Instructions for the task: Reproduce all entries precisely, down to the last character.

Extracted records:
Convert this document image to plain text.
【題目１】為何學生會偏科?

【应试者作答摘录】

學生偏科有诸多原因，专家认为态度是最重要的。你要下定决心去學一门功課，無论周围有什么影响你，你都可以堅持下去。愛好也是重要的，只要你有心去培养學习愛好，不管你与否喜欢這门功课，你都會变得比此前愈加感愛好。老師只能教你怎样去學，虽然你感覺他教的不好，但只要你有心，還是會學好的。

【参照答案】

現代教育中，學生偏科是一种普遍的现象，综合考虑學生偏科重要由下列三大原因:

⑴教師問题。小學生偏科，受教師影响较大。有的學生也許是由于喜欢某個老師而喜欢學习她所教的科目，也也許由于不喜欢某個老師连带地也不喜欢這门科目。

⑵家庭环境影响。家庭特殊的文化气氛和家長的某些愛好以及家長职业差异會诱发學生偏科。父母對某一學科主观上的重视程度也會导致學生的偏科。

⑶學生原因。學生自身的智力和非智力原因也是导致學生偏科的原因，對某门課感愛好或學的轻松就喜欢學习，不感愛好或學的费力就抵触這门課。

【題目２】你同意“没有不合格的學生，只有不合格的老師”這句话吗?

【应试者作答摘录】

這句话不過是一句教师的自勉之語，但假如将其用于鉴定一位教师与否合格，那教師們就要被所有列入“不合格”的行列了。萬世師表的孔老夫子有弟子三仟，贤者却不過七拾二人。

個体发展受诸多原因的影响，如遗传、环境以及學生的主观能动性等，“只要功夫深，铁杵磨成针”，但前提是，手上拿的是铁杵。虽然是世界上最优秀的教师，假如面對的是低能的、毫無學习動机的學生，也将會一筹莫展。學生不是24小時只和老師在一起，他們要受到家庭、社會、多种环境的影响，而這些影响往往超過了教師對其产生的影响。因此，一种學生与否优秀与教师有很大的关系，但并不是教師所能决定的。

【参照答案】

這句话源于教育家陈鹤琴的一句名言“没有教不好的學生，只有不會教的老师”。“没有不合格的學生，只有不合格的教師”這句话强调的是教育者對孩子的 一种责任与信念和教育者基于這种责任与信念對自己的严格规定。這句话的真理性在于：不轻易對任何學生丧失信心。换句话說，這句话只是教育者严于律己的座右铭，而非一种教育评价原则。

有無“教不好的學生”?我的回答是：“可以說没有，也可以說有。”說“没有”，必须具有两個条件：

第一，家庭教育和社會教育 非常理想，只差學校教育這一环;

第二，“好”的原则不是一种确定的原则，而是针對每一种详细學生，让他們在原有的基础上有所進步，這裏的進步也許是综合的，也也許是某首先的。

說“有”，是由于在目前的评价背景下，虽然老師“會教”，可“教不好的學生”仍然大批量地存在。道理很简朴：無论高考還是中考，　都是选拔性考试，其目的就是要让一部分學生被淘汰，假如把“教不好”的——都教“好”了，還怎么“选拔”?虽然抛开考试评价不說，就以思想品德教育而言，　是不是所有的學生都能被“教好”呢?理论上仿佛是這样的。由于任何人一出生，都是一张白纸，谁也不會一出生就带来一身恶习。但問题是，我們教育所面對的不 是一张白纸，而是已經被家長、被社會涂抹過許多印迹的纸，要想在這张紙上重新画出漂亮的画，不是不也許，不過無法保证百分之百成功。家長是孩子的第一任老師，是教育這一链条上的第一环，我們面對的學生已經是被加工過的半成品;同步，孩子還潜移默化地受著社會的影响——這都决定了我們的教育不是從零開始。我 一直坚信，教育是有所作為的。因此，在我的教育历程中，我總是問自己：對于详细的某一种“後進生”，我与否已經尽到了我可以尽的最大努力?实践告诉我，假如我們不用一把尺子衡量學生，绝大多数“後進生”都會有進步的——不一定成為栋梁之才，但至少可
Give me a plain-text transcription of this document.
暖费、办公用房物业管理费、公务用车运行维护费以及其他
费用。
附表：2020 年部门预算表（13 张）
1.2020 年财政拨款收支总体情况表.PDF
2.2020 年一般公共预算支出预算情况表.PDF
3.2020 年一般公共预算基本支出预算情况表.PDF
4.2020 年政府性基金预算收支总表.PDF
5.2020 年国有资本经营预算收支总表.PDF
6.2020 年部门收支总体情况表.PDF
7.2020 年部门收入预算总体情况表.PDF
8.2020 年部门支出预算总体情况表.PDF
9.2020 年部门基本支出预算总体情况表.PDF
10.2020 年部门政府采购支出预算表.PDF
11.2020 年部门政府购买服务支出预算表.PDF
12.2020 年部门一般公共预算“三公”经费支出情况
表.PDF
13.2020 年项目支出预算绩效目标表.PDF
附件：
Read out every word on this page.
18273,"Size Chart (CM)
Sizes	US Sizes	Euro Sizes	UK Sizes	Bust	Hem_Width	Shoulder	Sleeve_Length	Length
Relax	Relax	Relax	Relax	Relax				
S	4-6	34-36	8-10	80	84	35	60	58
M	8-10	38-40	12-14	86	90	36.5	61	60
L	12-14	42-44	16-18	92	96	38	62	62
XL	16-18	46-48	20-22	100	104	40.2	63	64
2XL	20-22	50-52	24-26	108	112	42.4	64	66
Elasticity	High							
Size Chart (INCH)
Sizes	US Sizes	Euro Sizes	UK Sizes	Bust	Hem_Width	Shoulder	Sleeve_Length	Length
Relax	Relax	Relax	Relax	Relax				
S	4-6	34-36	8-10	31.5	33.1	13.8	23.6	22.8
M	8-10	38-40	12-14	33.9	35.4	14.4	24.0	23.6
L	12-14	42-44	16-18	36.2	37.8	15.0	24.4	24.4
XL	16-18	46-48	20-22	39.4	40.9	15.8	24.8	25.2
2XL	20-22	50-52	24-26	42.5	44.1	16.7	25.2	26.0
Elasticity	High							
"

Answer to the problem:
Convert this document image to plain text.
【題目１】為何學生會偏科?

【应试者作答摘录】

學生偏科有诸多原因，专家认为态度是最重要的。你要下定决心去學一门功課，無论周围有什么影响你，你都可以堅持下去。愛好也是重要的，只要你有心去培养學习愛好，不管你与否喜欢這门功课，你都會变得比此前愈加感愛好。老師只能教你怎样去學，虽然你感覺他教的不好，但只要你有心，還是會學好的。

【参照答案】

現代教育中，學生偏科是一种普遍的现象，综合考虑學生偏科重要由下列三大原因:

⑴教師問题。小學生偏科，受教師影响较大。有的學生也許是由于喜欢某個老師而喜欢學习她所教的科目，也也許由于不喜欢某個老師连带地也不喜欢這门科目。

⑵家庭环境影响。家庭特殊的文化气氛和家長的某些愛好以及家長职业差异會诱发學生偏科。父母對某一學科主观上的重视程度也會导致學生的偏科。

⑶學生原因。學生自身的智力和非智力原因也是导致學生偏科的原因，對某门課感愛好或學的轻松就喜欢學习，不感愛好或學的费力就抵触這门課。

【題目２】你同意“没有不合格的學生，只有不合格的老師”這句话吗?

【应试者作答摘录】

這句话不過是一句教师的自勉之語，但假如将其用于鉴定一位教师与否合格，那教師們就要被所有列入“不合格”的行列了。萬世師表的孔老夫子有弟子三仟，贤者却不過七拾二人。

個体发展受诸多原因的影响，如遗传、环境以及學生的主观能动性等，“只要功夫深，铁杵磨成针”，但前提是，手上拿的是铁杵。虽然是世界上最优秀的教师，假如面對的是低能的、毫無學习動机的學生，也将會一筹莫展。學生不是24小時只和老師在一起，他們要受到家庭、社會、多种环境的影响，而這些影响往往超過了教師對其产生的影响。因此，一种學生与否优秀与教师有很大的关系，但并不是教師所能决定的。

【参照答案】

這句话源于教育家陈鹤琴的一句名言“没有教不好的學生，只有不會教的老师”。“没有不合格的學生，只有不合格的教師”這句话强调的是教育者對孩子的 一种责任与信念和教育者基于這种责任与信念對自己的严格规定。這句话的真理性在于：不轻易對任何學生丧失信心。换句话說，這句话只是教育者严于律己的座右铭，而非一种教育评价原则。

有無“教不好的學生”?我的回答是：“可以說没有，也可以說有。”說“没有”，必须具有两個条件：

第一，家庭教育和社會教育 非常理想，只差學校教育這一环;

第二，“好”的原则不是一种确定的原则，而是针對每一种详细學生，让他們在原有的基础上有所進步，這裏的進步也許是综合的，也也許是某首先的。

說“有”，是由于在目前的评价背景下，虽然老師“會教”，可“教不好的學生”仍然大批量地存在。道理很简朴：無论高考還是中考，　都是选拔性考试，其目的就是要让一部分學生被淘汰，假如把“教不好”的——都教“好”了，還怎么“选拔”?虽然抛开考试评价不說，就以思想品德教育而言，　是不是所有的學生都能被“教好”呢?理论上仿佛是這样的。由于任何人一出生，都是一张白纸，谁也不會一出生就带来一身恶习。但問题是，我們教育所面對的不 是一张白纸，而是已經被家長、被社會涂抹過許多印迹的纸，要想在這张紙上重新画出漂亮的画，不是不也許，不過無法保证百分之百成功。家長是孩子的第一任老師，是教育這一链条上的第一环，我們面對的學生已經是被加工過的半成品;同步，孩子還潜移默化地受著社會的影响——這都决定了我們的教育不是從零開始。我 一直坚信，教育是有所作為的。因此，在我的教育历程中，我總是問自己：對于详细的某一种“後進生”，我与否已經尽到了我可以尽的最大努力?实践告诉我，假如我們不用一把尺子衡量學生，绝大多数“後進生”都會有進步的——不一定成為栋梁之才，但至少可
Give me a plain-text transcription of this document.
暖费、办公用房物业管理费、公务用车运行维护费以及其他
费用。
附表：2020 年部门预算表（13 张）
1.2020 年财政拨款收支总体情况表.PDF
2.2020 年一般公共预算支出预算情况表.PDF
3.2020 年一般公共预算基本支出预算情况表.PDF
4.2020 年政府性基金预算收支总表.PDF
5.2020 年国有资本经营预算收支总表.PDF
6.2020 年部门收支总体情况表.PDF
7.2020 年部门收入预算总体情况表.PDF
8.2020 年部门支出预算总体情况表.PDF
9.2020 年部门基本支出预算总体情况表.PDF
10.2020 年部门政府采购支出预算表.PDF
11.2020 年部门政府购买服务支出预算表.PDF
12.2020 年部门一般公共预算“三公”经费支出情况
表.PDF
13.2020 年项目支出预算绩效目标表.PDF
附件：
Read out every word on this page.
18273,"Size Chart (CM)
Sizes	US Sizes	Euro Sizes	UK Sizes	Bust	Hem_Width	Shoulder	Sleeve_Length	Length
Relax	Relax	Relax	Relax	Relax				
S	4-6	34-36	8-10	80	84	35	60	58
M	8-10	38-40	12-14	86	90	36.5	61	60
L	12-14	42-44	16-18	92	96	38	62	62
XL	16-18	46-48	20-22	100	104	40.2	63	64
2XL	20-22	50-52	24-26	108	112	42.4	64	66
Elasticity	High							
Size Chart (INCH)
Sizes	US Sizes	Euro Sizes	UK Sizes	Bust	Hem_Width	Shoulder	Sleeve_Length	Length
Relax	Relax	Relax	Relax	Relax				
S	4-6	34-36	8-10	31.5	33.1	13.8	23.6	22.8
M	8-10	38-40	12-14	33.9	35.4	14.4	24.0	23.6
L	12-14	42-44	16-18	36.2	37.8	15.0	24.4	24.4
XL	16-18	46-48	20-22	39.4	40.9	15.8	24.8	25.2
2XL	20-22	50-52	24-26	42.5	44.1	16.7	25.2	26.0
Elasticity	High							
"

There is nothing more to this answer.